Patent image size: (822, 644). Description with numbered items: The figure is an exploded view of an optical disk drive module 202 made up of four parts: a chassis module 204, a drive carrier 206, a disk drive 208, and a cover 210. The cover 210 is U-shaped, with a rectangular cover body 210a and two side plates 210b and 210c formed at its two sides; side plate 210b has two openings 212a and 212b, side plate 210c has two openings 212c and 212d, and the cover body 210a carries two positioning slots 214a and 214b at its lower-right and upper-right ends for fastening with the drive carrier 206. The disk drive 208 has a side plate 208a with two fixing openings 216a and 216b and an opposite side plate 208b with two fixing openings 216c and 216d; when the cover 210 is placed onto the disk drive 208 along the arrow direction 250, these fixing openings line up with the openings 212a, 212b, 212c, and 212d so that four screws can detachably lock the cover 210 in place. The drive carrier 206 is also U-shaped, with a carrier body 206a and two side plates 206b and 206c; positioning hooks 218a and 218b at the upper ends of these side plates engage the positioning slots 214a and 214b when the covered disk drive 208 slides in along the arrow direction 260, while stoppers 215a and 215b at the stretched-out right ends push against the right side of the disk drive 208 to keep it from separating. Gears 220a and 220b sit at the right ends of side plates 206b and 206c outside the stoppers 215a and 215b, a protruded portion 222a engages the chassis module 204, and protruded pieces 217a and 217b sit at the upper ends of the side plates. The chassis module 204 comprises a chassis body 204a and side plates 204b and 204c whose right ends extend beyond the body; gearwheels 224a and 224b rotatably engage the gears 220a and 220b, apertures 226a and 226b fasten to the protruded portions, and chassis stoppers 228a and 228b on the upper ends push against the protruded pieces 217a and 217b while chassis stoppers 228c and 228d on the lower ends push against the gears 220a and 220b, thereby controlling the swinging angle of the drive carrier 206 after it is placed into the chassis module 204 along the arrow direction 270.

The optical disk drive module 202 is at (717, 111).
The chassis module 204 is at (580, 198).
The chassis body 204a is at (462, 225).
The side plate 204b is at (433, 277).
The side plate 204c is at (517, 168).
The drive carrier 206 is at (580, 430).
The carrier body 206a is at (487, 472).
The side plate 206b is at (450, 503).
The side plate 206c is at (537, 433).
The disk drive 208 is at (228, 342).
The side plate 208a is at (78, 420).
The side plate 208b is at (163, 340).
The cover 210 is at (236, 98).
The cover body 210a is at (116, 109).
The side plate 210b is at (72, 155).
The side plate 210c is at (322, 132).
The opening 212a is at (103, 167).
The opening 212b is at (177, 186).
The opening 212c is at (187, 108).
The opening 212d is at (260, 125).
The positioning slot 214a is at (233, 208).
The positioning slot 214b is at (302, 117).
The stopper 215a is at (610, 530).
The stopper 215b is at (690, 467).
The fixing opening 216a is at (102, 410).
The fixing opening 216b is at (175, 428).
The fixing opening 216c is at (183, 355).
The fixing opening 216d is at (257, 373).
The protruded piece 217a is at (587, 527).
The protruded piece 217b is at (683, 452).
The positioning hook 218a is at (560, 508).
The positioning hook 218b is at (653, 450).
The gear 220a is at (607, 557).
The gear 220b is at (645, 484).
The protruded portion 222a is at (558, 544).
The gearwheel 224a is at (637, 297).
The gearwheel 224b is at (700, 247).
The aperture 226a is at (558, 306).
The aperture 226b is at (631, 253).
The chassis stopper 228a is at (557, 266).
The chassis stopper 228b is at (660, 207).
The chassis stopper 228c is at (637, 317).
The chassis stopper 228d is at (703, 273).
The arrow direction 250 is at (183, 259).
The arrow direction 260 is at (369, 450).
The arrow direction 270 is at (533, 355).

▸ Given request:
Copy out each of these items word for word.

▸ Exercise output:
Patent image size: (822, 644). Description with numbered items: The figure is an exploded view of an optical disk drive module 202 made up of four parts: a chassis module 204, a drive carrier 206, a disk drive 208, and a cover 210. The cover 210 is U-shaped, with a rectangular cover body 210a and two side plates 210b and 210c formed at its two sides; side plate 210b has two openings 212a and 212b, side plate 210c has two openings 212c and 212d, and the cover body 210a carries two positioning slots 214a and 214b at its lower-right and upper-right ends for fastening with the drive carrier 206. The disk drive 208 has a side plate 208a with two fixing openings 216a and 216b and an opposite side plate 208b with two fixing openings 216c and 216d; when the cover 210 is placed onto the disk drive 208 along the arrow direction 250, these fixing openings line up with the openings 212a, 212b, 212c, and 212d so that four screws can detachably lock the cover 210 in place. The drive carrier 206 is also U-shaped, with a carrier body 206a and two side plates 206b and 206c; positioning hooks 218a and 218b at the upper ends of these side plates engage the positioning slots 214a and 214b when the covered disk drive 208 slides in along the arrow direction 260, while stoppers 215a and 215b at the stretched-out right ends push against the right side of the disk drive 208 to keep it from separating. Gears 220a and 220b sit at the right ends of side plates 206b and 206c outside the stoppers 215a and 215b, a protruded portion 222a engages the chassis module 204, and protruded pieces 217a and 217b sit at the upper ends of the side plates. The chassis module 204 comprises a chassis body 204a and side plates 204b and 204c whose right ends extend beyond the body; gearwheels 224a and 224b rotatably engage the gears 220a and 220b, apertures 226a and 226b fasten to the protruded portions, and chassis stoppers 228a and 228b on the upper ends push against the protruded pieces 217a and 217b while chassis stoppers 228c and 228d on the lower ends push against the gears 220a and 220b, thereby controlling the swinging angle of the drive carrier 206 after it is placed into the chassis module 204 along the arrow direction 270.

The optical disk drive module 202 is at (717, 111).
The chassis module 204 is at (580, 198).
The chassis body 204a is at (462, 225).
The side plate 204b is at (433, 277).
The side plate 204c is at (517, 168).
The drive carrier 206 is at (580, 430).
The carrier body 206a is at (487, 472).
The side plate 206b is at (450, 503).
The side plate 206c is at (537, 433).
The disk drive 208 is at (228, 342).
The side plate 208a is at (78, 420).
The side plate 208b is at (163, 340).
The cover 210 is at (236, 98).
The cover body 210a is at (116, 109).
The side plate 210b is at (72, 155).
The side plate 210c is at (322, 132).
The opening 212a is at (103, 167).
The opening 212b is at (177, 186).
The opening 212c is at (187, 108).
The opening 212d is at (260, 125).
The positioning slot 214a is at (233, 208).
The positioning slot 214b is at (302, 117).
The stopper 215a is at (610, 530).
The stopper 215b is at (690, 467).
The fixing opening 216a is at (102, 410).
The fixing opening 216b is at (175, 428).
The fixing opening 216c is at (183, 355).
The fixing opening 216d is at (257, 373).
The protruded piece 217a is at (587, 527).
The protruded piece 217b is at (683, 452).
The positioning hook 218a is at (560, 508).
The positioning hook 218b is at (653, 450).
The gear 220a is at (607, 557).
The gear 220b is at (645, 484).
The protruded portion 222a is at (558, 544).
The gearwheel 224a is at (637, 297).
The gearwheel 224b is at (700, 247).
The aperture 226a is at (558, 306).
The aperture 226b is at (631, 253).
The chassis stopper 228a is at (557, 266).
The chassis stopper 228b is at (660, 207).
The chassis stopper 228c is at (637, 317).
The chassis stopper 228d is at (703, 273).
The arrow direction 250 is at (183, 259).
The arrow direction 260 is at (369, 450).
The arrow direction 270 is at (533, 355).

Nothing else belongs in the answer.